-- Start Entries shown --

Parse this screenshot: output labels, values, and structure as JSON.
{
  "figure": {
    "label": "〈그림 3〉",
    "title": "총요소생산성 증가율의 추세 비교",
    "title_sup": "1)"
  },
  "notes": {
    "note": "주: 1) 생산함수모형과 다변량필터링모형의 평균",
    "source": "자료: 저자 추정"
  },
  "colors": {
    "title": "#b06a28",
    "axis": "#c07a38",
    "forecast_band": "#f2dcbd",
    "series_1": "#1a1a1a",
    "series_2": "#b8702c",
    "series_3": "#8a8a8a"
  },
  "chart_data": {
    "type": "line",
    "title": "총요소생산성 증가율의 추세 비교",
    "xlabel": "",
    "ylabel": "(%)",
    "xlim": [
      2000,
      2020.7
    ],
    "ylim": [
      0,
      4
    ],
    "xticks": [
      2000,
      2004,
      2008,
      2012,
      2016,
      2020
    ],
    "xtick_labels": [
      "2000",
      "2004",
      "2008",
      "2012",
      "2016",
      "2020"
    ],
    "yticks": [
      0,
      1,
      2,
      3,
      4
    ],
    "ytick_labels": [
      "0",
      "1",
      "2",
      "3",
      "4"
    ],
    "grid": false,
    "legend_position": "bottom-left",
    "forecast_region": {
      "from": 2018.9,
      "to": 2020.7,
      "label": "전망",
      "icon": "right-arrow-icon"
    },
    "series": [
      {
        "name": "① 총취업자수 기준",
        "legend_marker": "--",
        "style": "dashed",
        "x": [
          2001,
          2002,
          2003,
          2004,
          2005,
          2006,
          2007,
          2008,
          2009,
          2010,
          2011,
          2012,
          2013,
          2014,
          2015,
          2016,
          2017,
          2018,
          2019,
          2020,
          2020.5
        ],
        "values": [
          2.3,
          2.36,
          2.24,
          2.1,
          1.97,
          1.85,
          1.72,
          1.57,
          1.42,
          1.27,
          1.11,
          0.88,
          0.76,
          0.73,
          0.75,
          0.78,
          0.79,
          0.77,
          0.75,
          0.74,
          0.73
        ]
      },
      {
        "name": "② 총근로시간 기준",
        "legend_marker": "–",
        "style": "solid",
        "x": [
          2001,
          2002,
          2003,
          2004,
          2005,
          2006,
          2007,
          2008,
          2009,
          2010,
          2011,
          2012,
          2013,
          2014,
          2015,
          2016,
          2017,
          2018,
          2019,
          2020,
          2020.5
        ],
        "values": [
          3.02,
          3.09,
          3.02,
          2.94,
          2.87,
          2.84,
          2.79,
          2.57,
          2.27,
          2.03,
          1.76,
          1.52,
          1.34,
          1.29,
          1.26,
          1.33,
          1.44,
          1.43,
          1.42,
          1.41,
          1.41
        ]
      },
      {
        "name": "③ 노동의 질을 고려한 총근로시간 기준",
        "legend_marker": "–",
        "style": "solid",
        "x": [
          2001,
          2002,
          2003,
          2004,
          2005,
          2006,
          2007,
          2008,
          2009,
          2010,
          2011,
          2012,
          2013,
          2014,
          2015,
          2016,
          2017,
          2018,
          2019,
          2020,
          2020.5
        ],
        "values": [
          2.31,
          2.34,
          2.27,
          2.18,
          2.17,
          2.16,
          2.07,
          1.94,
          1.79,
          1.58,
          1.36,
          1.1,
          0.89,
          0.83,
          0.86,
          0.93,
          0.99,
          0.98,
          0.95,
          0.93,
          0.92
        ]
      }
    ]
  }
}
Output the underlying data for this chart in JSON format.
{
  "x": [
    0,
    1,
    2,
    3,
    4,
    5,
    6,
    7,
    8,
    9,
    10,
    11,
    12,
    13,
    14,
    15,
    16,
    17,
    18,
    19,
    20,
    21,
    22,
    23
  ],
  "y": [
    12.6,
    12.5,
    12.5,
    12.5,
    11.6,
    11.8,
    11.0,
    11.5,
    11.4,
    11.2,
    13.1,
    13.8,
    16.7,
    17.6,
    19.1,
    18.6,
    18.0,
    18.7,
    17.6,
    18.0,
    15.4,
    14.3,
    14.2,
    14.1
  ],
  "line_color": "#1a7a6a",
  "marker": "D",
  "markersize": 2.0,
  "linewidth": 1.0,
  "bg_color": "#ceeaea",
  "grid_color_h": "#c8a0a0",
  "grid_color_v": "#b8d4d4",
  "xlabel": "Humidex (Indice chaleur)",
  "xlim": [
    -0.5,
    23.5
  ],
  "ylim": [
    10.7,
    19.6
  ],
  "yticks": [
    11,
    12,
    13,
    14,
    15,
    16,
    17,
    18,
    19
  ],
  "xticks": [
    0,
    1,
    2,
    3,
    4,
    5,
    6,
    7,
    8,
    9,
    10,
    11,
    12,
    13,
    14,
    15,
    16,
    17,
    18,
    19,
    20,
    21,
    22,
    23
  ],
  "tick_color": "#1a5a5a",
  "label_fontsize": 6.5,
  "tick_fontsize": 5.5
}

-- End Entries shown --

Exercise aim:
Print all of the entries again, exactly as written.

Complete response:
Parse this screenshot: output labels, values, and structure as JSON.
{
  "figure": {
    "label": "〈그림 3〉",
    "title": "총요소생산성 증가율의 추세 비교",
    "title_sup": "1)"
  },
  "notes": {
    "note": "주: 1) 생산함수모형과 다변량필터링모형의 평균",
    "source": "자료: 저자 추정"
  },
  "colors": {
    "title": "#b06a28",
    "axis": "#c07a38",
    "forecast_band": "#f2dcbd",
    "series_1": "#1a1a1a",
    "series_2": "#b8702c",
    "series_3": "#8a8a8a"
  },
  "chart_data": {
    "type": "line",
    "title": "총요소생산성 증가율의 추세 비교",
    "xlabel": "",
    "ylabel": "(%)",
    "xlim": [
      2000,
      2020.7
    ],
    "ylim": [
      0,
      4
    ],
    "xticks": [
      2000,
      2004,
      2008,
      2012,
      2016,
      2020
    ],
    "xtick_labels": [
      "2000",
      "2004",
      "2008",
      "2012",
      "2016",
      "2020"
    ],
    "yticks": [
      0,
      1,
      2,
      3,
      4
    ],
    "ytick_labels": [
      "0",
      "1",
      "2",
      "3",
      "4"
    ],
    "grid": false,
    "legend_position": "bottom-left",
    "forecast_region": {
      "from": 2018.9,
      "to": 2020.7,
      "label": "전망",
      "icon": "right-arrow-icon"
    },
    "series": [
      {
        "name": "① 총취업자수 기준",
        "legend_marker": "--",
        "style": "dashed",
        "x": [
          2001,
          2002,
          2003,
          2004,
          2005,
          2006,
          2007,
          2008,
          2009,
          2010,
          2011,
          2012,
          2013,
          2014,
          2015,
          2016,
          2017,
          2018,
          2019,
          2020,
          2020.5
        ],
        "values": [
          2.3,
          2.36,
          2.24,
          2.1,
          1.97,
          1.85,
          1.72,
          1.57,
          1.42,
          1.27,
          1.11,
          0.88,
          0.76,
          0.73,
          0.75,
          0.78,
          0.79,
          0.77,
          0.75,
          0.74,
          0.73
        ]
      },
      {
        "name": "② 총근로시간 기준",
        "legend_marker": "–",
        "style": "solid",
        "x": [
          2001,
          2002,
          2003,
          2004,
          2005,
          2006,
          2007,
          2008,
          2009,
          2010,
          2011,
          2012,
          2013,
          2014,
          2015,
          2016,
          2017,
          2018,
          2019,
          2020,
          2020.5
        ],
        "values": [
          3.02,
          3.09,
          3.02,
          2.94,
          2.87,
          2.84,
          2.79,
          2.57,
          2.27,
          2.03,
          1.76,
          1.52,
          1.34,
          1.29,
          1.26,
          1.33,
          1.44,
          1.43,
          1.42,
          1.41,
          1.41
        ]
      },
      {
        "name": "③ 노동의 질을 고려한 총근로시간 기준",
        "legend_marker": "–",
        "style": "solid",
        "x": [
          2001,
          2002,
          2003,
          2004,
          2005,
          2006,
          2007,
          2008,
          2009,
          2010,
          2011,
          2012,
          2013,
          2014,
          2015,
          2016,
          2017,
          2018,
          2019,
          2020,
          2020.5
        ],
        "values": [
          2.31,
          2.34,
          2.27,
          2.18,
          2.17,
          2.16,
          2.07,
          1.94,
          1.79,
          1.58,
          1.36,
          1.1,
          0.89,
          0.83,
          0.86,
          0.93,
          0.99,
          0.98,
          0.95,
          0.93,
          0.92
        ]
      }
    ]
  }
}
Output the underlying data for this chart in JSON format.
{
  "x": [
    0,
    1,
    2,
    3,
    4,
    5,
    6,
    7,
    8,
    9,
    10,
    11,
    12,
    13,
    14,
    15,
    16,
    17,
    18,
    19,
    20,
    21,
    22,
    23
  ],
  "y": [
    12.6,
    12.5,
    12.5,
    12.5,
    11.6,
    11.8,
    11.0,
    11.5,
    11.4,
    11.2,
    13.1,
    13.8,
    16.7,
    17.6,
    19.1,
    18.6,
    18.0,
    18.7,
    17.6,
    18.0,
    15.4,
    14.3,
    14.2,
    14.1
  ],
  "line_color": "#1a7a6a",
  "marker": "D",
  "markersize": 2.0,
  "linewidth": 1.0,
  "bg_color": "#ceeaea",
  "grid_color_h": "#c8a0a0",
  "grid_color_v": "#b8d4d4",
  "xlabel": "Humidex (Indice chaleur)",
  "xlim": [
    -0.5,
    23.5
  ],
  "ylim": [
    10.7,
    19.6
  ],
  "yticks": [
    11,
    12,
    13,
    14,
    15,
    16,
    17,
    18,
    19
  ],
  "xticks": [
    0,
    1,
    2,
    3,
    4,
    5,
    6,
    7,
    8,
    9,
    10,
    11,
    12,
    13,
    14,
    15,
    16,
    17,
    18,
    19,
    20,
    21,
    22,
    23
  ],
  "tick_color": "#1a5a5a",
  "label_fontsize": 6.5,
  "tick_fontsize": 5.5
}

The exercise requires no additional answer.